» **Problem requirements**
Gather every line below that contains the string "session", and copy each one in full.

» **Extracted data**
+++

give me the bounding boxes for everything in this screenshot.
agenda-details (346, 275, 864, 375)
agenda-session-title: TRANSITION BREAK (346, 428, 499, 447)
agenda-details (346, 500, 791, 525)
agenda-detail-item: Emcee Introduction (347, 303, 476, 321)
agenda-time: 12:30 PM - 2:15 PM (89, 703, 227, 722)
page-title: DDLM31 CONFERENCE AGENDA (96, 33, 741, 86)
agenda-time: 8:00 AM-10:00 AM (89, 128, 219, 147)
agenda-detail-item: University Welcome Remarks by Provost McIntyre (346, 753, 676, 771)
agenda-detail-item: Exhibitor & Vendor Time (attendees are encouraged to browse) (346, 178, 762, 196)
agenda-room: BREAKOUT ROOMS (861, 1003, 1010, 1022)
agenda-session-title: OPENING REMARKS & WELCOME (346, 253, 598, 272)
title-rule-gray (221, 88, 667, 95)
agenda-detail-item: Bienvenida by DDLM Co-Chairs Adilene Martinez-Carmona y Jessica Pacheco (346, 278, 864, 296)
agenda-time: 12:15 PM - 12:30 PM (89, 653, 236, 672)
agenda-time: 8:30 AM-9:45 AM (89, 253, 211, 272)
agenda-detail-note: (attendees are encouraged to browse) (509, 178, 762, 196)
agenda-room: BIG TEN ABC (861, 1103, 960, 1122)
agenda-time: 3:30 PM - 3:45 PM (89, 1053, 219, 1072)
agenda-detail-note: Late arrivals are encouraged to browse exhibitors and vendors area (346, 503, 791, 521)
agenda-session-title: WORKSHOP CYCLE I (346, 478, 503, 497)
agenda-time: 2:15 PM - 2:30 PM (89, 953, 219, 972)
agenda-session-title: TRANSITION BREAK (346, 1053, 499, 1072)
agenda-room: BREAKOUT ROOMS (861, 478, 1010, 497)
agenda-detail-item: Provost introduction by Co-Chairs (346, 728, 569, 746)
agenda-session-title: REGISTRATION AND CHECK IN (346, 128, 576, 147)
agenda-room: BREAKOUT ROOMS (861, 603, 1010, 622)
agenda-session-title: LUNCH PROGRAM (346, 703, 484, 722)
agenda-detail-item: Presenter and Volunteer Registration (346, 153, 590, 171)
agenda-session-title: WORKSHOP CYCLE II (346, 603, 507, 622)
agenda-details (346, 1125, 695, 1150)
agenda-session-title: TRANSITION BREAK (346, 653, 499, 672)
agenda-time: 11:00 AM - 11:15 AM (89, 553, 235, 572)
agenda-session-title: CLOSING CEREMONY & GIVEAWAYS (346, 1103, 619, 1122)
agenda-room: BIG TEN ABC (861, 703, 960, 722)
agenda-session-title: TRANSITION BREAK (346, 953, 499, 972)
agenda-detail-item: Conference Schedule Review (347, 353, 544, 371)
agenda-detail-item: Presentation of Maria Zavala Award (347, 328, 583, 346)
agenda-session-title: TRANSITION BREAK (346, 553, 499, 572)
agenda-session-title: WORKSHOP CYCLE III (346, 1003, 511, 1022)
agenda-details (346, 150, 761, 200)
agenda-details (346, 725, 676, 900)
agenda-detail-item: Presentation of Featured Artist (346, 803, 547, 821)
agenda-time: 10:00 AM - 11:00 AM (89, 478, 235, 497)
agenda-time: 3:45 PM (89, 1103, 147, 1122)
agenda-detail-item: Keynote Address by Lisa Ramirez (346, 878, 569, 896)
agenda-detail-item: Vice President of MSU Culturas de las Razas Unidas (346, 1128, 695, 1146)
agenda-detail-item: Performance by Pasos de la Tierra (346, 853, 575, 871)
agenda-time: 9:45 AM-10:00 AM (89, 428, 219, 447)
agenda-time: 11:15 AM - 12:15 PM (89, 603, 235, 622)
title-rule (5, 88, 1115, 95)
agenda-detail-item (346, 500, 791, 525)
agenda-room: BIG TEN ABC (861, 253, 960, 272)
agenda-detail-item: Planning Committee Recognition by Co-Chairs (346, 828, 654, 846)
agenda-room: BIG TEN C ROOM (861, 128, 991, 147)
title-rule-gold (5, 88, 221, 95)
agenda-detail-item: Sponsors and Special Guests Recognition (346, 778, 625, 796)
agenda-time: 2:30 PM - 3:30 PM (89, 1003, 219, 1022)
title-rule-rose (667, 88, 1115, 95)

+++

» **Exercise answer**
agenda-session-title: TRANSITION BREAK (346, 428, 499, 447)
agenda-session-title: OPENING REMARKS & WELCOME (346, 253, 598, 272)
agenda-session-title: WORKSHOP CYCLE I (346, 478, 503, 497)
agenda-session-title: TRANSITION BREAK (346, 1053, 499, 1072)
agenda-session-title: REGISTRATION AND CHECK IN (346, 128, 576, 147)
agenda-session-title: LUNCH PROGRAM (346, 703, 484, 722)
agenda-session-title: WORKSHOP CYCLE II (346, 603, 507, 622)
agenda-session-title: TRANSITION BREAK (346, 653, 499, 672)
agenda-session-title: CLOSING CEREMONY & GIVEAWAYS (346, 1103, 619, 1122)
agenda-session-title: TRANSITION BREAK (346, 953, 499, 972)
agenda-session-title: TRANSITION BREAK (346, 553, 499, 572)
agenda-session-title: WORKSHOP CYCLE III (346, 1003, 511, 1022)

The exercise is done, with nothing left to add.